### REQUEST
Gather every line of the data below that contains the word "parallel", and copy each one in full.

### RECORDS
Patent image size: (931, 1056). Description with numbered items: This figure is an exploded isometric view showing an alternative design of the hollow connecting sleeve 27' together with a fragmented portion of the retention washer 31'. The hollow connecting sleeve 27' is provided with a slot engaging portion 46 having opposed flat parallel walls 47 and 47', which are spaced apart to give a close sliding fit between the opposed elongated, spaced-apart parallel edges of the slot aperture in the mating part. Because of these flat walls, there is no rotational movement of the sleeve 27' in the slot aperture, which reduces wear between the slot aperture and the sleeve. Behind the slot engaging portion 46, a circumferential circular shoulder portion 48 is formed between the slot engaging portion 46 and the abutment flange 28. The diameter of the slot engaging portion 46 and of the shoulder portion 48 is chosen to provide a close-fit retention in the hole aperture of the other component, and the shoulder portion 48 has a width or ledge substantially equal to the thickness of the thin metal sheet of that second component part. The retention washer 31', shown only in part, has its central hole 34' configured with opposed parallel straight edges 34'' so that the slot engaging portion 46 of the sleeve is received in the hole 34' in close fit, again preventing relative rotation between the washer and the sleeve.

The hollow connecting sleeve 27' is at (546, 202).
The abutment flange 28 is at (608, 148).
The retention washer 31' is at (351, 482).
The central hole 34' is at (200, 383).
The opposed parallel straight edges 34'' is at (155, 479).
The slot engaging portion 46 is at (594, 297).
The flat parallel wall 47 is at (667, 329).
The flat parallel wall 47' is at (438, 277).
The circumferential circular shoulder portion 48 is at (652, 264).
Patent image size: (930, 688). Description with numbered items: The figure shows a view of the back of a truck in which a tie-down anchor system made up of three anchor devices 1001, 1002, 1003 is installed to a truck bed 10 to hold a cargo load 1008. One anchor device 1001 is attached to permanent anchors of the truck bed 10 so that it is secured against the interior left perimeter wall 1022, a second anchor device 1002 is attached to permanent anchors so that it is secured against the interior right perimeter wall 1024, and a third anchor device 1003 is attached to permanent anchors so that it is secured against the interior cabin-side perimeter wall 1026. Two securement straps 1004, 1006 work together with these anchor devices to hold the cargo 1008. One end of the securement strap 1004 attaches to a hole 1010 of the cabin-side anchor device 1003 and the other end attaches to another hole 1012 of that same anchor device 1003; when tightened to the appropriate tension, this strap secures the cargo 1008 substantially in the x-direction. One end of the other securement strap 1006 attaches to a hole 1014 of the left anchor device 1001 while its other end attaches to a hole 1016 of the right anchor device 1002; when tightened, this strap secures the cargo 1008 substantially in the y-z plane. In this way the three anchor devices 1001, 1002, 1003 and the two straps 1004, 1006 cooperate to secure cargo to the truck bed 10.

### OUTPUT FOR THIS EXERCISE
Patent image size: (931, 1056). Description with numbered items: This figure is an exploded isometric view showing an alternative design of the hollow connecting sleeve 27' together with a fragmented portion of the retention washer 31'. The hollow connecting sleeve 27' is provided with a slot engaging portion 46 having opposed flat parallel walls 47 and 47', which are spaced apart to give a close sliding fit between the opposed elongated, spaced-apart parallel edges of the slot aperture in the mating part. Because of these flat walls, there is no rotational movement of the sleeve 27' in the slot aperture, which reduces wear between the slot aperture and the sleeve. Behind the slot engaging portion 46, a circumferential circular shoulder portion 48 is formed between the slot engaging portion 46 and the abutment flange 28. The diameter of the slot engaging portion 46 and of the shoulder portion 48 is chosen to provide a close-fit retention in the hole aperture of the other component, and the shoulder portion 48 has a width or ledge substantially equal to the thickness of the thin metal sheet of that second component part. The retention washer 31', shown only in part, has its central hole 34' configured with opposed parallel straight edges 34'' so that the slot engaging portion 46 of the sleeve is received in the hole 34' in close fit, again preventing relative rotation between the washer and the sleeve.
The opposed parallel straight edges 34'' is at (155, 479).
The flat parallel wall 47 is at (667, 329).
The flat parallel wall 47' is at (438, 277).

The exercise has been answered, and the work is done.